- AIM OF THE TASK
Find the lines containing the word "Выведено" and copy every one of them.

- RECORDS SHOWN
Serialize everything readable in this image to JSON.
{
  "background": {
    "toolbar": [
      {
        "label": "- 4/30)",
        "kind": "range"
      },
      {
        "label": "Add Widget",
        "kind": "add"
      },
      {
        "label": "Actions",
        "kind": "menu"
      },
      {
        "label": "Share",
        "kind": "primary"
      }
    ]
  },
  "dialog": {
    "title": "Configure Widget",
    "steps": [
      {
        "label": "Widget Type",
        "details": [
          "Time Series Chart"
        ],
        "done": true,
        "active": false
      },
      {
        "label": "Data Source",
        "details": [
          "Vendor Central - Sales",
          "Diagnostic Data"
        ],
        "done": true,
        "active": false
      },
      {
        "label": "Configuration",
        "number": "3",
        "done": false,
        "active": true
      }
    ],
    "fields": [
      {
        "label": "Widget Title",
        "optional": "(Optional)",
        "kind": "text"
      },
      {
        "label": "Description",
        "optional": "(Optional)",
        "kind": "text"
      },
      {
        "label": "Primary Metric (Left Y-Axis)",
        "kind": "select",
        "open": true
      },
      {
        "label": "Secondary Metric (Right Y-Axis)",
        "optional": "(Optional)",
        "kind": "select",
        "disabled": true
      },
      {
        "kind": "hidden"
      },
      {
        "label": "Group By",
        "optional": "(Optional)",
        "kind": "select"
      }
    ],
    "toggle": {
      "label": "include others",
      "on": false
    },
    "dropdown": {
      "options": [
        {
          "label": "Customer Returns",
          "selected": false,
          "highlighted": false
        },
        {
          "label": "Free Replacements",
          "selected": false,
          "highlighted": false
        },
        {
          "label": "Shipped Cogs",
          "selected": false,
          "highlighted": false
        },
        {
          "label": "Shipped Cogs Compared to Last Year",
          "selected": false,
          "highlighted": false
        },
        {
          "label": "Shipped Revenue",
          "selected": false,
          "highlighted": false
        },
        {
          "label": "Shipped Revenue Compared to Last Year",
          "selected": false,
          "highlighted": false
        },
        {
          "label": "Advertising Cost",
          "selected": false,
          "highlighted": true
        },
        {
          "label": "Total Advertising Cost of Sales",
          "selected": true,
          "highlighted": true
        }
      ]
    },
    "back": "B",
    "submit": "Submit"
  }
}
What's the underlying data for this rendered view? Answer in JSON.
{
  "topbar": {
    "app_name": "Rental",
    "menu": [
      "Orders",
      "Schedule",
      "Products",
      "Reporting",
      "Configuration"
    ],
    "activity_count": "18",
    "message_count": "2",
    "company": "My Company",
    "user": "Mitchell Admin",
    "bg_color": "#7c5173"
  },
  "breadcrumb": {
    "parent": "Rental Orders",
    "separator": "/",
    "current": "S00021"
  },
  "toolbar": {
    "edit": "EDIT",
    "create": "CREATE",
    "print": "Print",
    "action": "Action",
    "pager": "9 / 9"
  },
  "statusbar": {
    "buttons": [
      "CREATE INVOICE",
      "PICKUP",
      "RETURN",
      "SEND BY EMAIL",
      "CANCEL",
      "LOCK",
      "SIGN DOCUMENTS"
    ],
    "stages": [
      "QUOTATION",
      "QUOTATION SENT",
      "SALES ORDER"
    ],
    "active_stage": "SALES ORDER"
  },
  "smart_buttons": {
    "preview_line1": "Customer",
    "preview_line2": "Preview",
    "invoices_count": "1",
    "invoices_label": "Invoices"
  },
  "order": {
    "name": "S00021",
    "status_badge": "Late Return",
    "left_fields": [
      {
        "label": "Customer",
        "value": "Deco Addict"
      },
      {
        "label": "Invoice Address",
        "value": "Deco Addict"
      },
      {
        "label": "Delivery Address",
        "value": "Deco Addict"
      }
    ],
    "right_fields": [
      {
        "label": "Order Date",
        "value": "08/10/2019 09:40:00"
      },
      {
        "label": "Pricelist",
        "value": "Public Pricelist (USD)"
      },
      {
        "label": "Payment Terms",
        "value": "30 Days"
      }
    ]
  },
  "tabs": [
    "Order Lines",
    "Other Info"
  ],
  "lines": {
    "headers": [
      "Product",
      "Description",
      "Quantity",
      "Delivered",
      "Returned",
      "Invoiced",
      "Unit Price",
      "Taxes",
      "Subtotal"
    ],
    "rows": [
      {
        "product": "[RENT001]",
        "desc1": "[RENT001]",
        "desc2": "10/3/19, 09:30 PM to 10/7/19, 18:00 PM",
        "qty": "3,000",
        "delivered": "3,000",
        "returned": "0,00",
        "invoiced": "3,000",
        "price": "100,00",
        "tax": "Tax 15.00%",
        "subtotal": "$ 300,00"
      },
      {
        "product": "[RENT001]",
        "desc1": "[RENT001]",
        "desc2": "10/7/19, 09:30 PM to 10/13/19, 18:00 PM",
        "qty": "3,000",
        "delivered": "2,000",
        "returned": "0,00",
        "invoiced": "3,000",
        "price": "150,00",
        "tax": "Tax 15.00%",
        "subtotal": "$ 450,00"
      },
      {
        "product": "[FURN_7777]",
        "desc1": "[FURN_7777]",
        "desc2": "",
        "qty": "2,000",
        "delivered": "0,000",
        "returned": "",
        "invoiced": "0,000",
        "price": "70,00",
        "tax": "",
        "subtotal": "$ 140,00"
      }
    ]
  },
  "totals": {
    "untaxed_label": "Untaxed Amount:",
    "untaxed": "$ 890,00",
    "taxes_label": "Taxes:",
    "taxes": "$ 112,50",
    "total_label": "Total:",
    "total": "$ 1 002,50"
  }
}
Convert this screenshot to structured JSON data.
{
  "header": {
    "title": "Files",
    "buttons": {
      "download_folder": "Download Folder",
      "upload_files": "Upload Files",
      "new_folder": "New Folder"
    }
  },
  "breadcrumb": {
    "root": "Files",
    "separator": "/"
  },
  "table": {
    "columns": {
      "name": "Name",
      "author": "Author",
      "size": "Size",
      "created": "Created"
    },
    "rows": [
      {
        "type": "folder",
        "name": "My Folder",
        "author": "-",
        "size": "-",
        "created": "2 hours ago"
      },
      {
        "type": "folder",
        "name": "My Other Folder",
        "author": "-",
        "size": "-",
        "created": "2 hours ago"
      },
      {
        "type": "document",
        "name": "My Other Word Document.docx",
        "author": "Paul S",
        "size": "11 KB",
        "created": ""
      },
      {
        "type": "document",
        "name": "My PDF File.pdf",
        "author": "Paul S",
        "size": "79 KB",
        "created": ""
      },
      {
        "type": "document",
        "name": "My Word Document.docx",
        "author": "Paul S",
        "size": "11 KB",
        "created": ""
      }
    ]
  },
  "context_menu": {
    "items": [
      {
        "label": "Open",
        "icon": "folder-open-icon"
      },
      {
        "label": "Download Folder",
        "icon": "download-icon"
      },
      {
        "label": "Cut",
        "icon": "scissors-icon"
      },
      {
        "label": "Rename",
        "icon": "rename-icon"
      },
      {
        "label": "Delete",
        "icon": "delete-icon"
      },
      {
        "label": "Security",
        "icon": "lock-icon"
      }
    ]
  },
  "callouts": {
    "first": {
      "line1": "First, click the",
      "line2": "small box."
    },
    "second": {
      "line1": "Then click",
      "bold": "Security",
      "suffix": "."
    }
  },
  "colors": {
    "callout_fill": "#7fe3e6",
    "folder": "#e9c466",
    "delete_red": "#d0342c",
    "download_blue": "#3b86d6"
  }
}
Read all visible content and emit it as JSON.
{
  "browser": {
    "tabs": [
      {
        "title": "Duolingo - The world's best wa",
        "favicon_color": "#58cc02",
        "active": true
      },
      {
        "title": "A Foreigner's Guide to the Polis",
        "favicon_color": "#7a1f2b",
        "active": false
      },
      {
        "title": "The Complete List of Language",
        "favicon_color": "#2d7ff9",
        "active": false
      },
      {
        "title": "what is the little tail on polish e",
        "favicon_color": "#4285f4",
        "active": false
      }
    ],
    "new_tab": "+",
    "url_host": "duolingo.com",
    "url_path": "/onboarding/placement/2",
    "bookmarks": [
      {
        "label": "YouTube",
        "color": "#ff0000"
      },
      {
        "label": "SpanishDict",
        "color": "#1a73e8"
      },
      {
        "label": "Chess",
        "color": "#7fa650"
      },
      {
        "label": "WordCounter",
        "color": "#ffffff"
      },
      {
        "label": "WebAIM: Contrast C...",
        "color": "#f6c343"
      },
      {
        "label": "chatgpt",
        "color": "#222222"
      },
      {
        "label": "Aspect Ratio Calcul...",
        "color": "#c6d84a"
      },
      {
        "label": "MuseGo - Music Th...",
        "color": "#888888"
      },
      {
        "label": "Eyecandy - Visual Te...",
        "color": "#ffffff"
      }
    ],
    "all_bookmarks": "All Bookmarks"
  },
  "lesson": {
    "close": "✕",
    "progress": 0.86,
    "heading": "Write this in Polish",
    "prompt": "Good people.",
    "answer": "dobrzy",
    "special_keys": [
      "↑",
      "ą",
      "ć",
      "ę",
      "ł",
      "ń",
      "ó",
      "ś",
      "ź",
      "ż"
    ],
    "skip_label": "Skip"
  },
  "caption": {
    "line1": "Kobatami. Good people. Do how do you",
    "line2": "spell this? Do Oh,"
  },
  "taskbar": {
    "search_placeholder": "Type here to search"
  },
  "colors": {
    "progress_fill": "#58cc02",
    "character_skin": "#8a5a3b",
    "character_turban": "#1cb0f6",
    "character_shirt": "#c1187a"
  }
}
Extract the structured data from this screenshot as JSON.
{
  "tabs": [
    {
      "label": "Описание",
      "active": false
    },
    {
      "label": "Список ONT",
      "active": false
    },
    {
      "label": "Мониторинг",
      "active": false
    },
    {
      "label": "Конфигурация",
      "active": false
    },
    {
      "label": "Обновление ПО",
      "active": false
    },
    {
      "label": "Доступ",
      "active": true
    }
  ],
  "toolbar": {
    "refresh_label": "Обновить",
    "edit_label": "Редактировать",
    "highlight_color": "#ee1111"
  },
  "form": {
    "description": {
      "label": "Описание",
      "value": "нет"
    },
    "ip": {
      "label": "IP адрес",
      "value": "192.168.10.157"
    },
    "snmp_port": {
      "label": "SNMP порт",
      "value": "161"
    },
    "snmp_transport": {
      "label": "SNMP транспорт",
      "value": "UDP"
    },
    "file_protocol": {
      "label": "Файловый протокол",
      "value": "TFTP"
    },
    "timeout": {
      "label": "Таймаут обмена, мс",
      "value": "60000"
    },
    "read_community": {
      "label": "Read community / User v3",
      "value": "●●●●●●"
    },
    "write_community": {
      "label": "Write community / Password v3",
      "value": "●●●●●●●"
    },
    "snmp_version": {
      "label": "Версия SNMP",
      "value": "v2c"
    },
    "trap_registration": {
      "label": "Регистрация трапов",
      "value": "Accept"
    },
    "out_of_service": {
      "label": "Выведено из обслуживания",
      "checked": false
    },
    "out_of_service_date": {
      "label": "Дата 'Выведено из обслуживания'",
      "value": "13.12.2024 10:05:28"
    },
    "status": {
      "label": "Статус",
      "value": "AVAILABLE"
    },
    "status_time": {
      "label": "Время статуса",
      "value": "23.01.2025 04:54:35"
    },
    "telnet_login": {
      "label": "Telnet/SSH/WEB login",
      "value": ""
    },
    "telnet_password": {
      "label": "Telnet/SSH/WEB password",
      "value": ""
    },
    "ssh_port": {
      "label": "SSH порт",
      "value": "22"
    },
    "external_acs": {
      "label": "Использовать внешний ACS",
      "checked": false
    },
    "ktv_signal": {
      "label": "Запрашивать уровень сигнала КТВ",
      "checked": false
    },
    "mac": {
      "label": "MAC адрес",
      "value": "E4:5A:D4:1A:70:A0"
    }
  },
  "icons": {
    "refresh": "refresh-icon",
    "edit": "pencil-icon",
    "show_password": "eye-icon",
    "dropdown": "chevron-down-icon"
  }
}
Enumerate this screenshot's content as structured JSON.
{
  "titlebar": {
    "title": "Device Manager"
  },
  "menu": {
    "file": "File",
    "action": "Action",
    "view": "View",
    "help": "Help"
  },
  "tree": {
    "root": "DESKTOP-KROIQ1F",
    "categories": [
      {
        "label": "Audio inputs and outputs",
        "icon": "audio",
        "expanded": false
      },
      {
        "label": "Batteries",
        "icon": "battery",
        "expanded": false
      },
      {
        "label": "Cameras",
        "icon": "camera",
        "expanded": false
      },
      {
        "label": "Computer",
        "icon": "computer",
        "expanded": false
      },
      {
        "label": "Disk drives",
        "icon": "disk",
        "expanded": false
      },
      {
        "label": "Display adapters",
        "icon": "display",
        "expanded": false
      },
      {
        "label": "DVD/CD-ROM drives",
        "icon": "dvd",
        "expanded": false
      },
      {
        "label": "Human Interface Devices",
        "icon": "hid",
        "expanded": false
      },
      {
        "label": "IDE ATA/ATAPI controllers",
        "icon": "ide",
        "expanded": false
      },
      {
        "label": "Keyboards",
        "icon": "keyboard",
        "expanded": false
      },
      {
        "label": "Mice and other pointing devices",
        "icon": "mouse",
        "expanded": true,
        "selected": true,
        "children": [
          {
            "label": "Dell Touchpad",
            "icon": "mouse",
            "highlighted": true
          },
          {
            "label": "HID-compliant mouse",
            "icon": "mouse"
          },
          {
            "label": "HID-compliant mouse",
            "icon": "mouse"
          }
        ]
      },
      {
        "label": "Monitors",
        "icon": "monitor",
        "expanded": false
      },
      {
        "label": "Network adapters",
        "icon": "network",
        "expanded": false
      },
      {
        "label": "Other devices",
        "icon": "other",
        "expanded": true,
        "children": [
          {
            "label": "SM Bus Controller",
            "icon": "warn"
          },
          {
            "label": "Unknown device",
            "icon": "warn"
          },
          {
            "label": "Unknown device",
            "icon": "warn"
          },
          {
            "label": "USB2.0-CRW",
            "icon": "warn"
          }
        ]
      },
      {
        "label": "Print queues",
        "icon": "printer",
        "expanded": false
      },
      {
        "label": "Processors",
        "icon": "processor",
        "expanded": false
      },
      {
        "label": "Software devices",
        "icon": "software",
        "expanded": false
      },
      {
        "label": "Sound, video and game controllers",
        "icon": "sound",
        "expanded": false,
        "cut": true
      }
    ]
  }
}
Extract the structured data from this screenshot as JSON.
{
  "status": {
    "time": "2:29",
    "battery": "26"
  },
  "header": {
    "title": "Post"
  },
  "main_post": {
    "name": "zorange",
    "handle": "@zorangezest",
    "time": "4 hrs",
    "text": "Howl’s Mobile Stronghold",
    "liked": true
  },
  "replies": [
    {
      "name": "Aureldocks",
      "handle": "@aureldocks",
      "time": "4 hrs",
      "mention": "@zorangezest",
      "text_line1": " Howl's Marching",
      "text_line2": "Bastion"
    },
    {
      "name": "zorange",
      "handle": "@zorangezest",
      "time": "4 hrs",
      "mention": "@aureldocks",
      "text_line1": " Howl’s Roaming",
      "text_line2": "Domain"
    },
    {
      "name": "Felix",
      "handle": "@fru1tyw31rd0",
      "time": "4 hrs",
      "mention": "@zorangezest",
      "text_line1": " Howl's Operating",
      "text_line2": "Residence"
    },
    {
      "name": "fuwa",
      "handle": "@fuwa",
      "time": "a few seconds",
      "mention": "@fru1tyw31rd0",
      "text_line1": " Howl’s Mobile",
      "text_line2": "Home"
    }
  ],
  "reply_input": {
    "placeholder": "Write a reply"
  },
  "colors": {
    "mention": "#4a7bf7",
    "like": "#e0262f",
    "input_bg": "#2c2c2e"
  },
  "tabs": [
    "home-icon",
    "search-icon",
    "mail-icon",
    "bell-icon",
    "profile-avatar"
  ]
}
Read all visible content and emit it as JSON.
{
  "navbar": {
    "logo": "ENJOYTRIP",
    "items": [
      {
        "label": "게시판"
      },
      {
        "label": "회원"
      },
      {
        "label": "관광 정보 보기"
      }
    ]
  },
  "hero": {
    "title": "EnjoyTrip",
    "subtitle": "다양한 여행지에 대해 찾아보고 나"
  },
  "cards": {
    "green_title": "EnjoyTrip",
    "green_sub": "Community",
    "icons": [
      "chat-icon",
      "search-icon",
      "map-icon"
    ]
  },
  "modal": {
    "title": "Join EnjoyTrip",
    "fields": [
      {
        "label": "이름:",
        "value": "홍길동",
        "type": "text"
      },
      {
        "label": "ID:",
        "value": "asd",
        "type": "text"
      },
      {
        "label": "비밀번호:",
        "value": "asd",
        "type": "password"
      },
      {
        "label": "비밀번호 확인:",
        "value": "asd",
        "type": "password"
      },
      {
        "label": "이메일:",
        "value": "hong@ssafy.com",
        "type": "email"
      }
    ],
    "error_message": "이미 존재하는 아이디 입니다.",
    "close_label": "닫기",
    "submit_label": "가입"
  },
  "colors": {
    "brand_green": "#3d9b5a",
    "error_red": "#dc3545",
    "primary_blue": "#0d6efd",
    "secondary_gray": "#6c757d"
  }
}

- RESPONSE TO THIS TASK
      "label": "Выведено из обслуживания",
      "label": "Дата 'Выведено из обслуживания'",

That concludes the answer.